*WRITTEN EXERCISE*
Pull out every line with the word "Total".

*RAW DATA*
.....

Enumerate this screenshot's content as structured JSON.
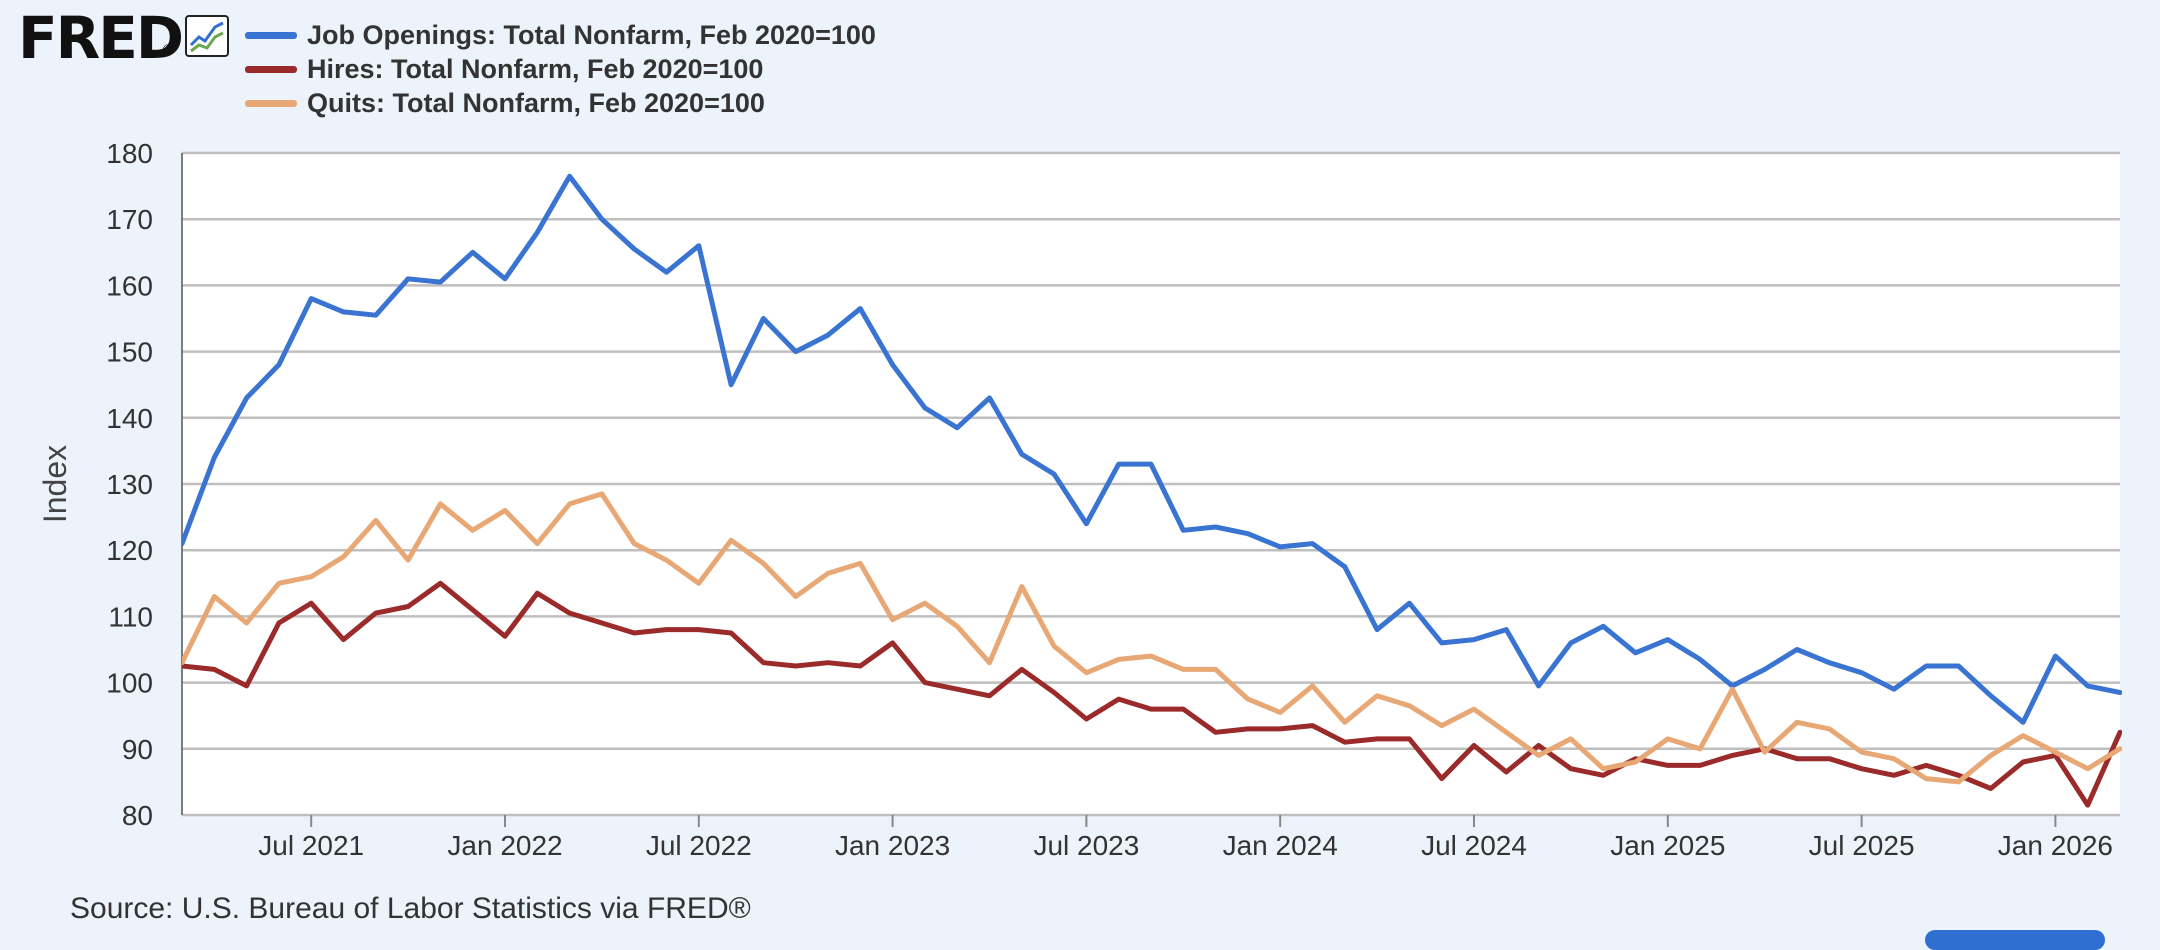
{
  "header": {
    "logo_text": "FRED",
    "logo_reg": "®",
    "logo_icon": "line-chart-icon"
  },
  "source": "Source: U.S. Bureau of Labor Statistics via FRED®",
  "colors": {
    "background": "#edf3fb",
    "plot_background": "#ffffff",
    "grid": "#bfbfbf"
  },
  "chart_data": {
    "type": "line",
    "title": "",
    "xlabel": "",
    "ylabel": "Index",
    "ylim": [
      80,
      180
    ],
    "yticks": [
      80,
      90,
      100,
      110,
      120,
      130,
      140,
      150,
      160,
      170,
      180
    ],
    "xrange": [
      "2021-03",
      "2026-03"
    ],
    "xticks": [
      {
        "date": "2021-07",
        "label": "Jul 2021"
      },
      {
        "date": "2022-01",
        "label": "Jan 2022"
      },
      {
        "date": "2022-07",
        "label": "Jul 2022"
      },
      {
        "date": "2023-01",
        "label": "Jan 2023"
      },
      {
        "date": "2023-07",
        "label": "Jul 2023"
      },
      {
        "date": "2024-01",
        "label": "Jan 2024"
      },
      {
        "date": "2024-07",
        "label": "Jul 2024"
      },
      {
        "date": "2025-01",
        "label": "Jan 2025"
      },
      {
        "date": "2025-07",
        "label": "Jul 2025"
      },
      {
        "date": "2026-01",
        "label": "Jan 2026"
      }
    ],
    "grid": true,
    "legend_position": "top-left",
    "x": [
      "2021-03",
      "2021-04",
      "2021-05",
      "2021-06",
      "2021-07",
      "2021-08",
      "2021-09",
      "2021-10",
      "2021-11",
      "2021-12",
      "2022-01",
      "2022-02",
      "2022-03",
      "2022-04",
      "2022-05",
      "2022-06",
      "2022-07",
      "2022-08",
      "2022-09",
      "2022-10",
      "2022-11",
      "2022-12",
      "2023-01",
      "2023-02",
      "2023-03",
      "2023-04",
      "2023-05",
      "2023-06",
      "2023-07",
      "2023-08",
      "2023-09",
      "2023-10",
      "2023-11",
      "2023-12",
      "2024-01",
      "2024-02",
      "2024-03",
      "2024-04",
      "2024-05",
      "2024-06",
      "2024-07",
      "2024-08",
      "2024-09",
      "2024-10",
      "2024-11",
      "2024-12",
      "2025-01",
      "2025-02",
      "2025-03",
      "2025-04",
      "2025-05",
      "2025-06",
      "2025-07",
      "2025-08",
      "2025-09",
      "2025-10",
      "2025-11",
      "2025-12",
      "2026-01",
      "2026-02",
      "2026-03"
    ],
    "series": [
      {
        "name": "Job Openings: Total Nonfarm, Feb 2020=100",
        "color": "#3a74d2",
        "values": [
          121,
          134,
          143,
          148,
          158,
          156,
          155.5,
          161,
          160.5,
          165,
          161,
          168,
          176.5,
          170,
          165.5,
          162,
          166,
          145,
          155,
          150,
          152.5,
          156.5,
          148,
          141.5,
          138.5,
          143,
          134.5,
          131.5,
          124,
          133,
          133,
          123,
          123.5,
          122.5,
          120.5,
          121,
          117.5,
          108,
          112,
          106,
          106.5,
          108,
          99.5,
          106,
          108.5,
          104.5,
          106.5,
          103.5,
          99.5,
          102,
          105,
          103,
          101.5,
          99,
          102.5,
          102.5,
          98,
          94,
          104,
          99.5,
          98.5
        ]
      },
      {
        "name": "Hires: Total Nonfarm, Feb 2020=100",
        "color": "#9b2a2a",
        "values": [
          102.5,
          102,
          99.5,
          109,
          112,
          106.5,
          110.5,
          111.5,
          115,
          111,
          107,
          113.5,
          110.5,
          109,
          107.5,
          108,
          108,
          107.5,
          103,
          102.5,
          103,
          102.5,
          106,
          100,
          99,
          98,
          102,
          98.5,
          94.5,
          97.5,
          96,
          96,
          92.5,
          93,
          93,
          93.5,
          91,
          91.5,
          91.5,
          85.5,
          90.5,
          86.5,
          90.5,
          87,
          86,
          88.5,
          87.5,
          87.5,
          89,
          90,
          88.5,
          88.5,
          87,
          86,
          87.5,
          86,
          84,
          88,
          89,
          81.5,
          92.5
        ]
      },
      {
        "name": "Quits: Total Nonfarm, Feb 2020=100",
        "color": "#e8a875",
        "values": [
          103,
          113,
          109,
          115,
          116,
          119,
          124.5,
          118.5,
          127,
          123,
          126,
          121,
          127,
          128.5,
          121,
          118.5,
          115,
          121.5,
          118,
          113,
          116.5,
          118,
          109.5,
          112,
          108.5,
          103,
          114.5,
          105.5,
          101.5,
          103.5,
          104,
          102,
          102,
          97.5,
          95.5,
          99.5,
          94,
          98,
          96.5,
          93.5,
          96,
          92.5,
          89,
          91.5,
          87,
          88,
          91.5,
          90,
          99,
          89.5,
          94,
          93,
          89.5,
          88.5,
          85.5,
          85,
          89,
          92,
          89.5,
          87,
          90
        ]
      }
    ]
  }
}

.....

*COMPLETE RESPONSE*
        "name": "Job Openings: Total Nonfarm, Feb 2020=100",
        "name": "Hires: Total Nonfarm, Feb 2020=100",
        "name": "Quits: Total Nonfarm, Feb 2020=100",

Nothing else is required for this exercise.